Written task:
Search the material below for the string "сделали" and extract each line that has it.

Material supplied:
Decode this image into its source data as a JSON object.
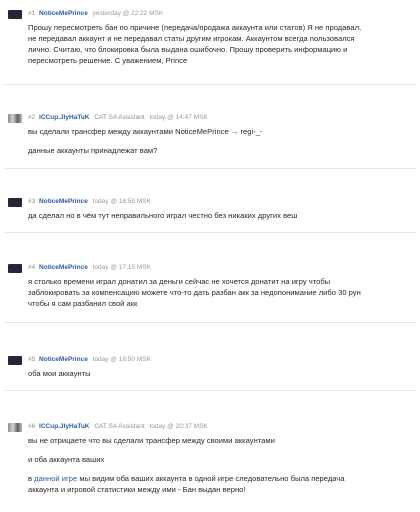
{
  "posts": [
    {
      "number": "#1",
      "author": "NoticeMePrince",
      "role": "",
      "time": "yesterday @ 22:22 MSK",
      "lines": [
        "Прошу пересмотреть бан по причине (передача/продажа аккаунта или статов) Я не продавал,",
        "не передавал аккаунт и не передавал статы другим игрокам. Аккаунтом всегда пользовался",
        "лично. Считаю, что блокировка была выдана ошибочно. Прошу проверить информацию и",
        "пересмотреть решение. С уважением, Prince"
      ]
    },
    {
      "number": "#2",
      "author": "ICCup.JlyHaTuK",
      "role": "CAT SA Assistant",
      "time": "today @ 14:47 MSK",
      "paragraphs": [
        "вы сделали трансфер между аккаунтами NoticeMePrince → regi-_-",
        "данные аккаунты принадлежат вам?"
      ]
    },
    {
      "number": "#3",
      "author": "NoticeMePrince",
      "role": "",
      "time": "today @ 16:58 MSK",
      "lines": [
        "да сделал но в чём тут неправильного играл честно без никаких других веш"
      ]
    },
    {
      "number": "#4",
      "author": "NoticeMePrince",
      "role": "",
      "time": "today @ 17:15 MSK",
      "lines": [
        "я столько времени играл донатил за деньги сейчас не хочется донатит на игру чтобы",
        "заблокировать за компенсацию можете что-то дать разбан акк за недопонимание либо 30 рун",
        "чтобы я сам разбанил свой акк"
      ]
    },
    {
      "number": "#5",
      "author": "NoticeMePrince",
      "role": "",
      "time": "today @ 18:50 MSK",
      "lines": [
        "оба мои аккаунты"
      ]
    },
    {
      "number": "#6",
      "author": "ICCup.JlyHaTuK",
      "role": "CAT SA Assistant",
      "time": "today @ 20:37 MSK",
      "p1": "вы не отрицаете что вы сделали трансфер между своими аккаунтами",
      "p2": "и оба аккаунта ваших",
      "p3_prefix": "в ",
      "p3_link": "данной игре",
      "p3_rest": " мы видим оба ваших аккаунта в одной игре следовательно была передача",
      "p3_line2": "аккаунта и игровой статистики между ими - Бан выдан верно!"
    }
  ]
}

Completed task:
        "вы сделали трансфер между аккаунтами NoticeMePrince → regi-_-",
      "p1": "вы не отрицаете что вы сделали трансфер между своими аккаунтами",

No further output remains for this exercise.